Transcribe every line, keeping it exact.

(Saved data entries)
_ _ _
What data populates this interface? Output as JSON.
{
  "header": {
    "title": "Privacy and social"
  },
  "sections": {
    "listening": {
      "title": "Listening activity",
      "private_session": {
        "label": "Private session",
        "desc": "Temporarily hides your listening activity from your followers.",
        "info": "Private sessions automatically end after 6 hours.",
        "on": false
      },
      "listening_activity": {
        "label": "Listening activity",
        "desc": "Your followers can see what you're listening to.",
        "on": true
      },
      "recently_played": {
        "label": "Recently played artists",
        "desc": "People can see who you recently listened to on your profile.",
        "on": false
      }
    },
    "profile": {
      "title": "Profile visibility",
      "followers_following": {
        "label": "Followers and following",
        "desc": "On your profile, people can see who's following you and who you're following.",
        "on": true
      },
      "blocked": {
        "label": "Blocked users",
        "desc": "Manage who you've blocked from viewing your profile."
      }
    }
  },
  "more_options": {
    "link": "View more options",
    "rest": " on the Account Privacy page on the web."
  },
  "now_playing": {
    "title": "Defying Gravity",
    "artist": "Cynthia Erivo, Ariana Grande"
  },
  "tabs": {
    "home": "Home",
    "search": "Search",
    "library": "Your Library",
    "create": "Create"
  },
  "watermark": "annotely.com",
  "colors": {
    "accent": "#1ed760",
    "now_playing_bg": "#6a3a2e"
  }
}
_ _ _
EXERCISE RESPONSE
What data populates this interface? Output as JSON.
{
  "header": {
    "title": "Privacy and social"
  },
  "sections": {
    "listening": {
      "title": "Listening activity",
      "private_session": {
        "label": "Private session",
        "desc": "Temporarily hides your listening activity from your followers.",
        "info": "Private sessions automatically end after 6 hours.",
        "on": false
      },
      "listening_activity": {
        "label": "Listening activity",
        "desc": "Your followers can see what you're listening to.",
        "on": true
      },
      "recently_played": {
        "label": "Recently played artists",
        "desc": "People can see who you recently listened to on your profile.",
        "on": false
      }
    },
    "profile": {
      "title": "Profile visibility",
      "followers_following": {
        "label": "Followers and following",
        "desc": "On your profile, people can see who's following you and who you're following.",
        "on": true
      },
      "blocked": {
        "label": "Blocked users",
        "desc": "Manage who you've blocked from viewing your profile."
      }
    }
  },
  "more_options": {
    "link": "View more options",
    "rest": " on the Account Privacy page on the web."
  },
  "now_playing": {
    "title": "Defying Gravity",
    "artist": "Cynthia Erivo, Ariana Grande"
  },
  "tabs": {
    "home": "Home",
    "search": "Search",
    "library": "Your Library",
    "create": "Create"
  },
  "watermark": "annotely.com",
  "colors": {
    "accent": "#1ed760",
    "now_playing_bg": "#6a3a2e"
  }
}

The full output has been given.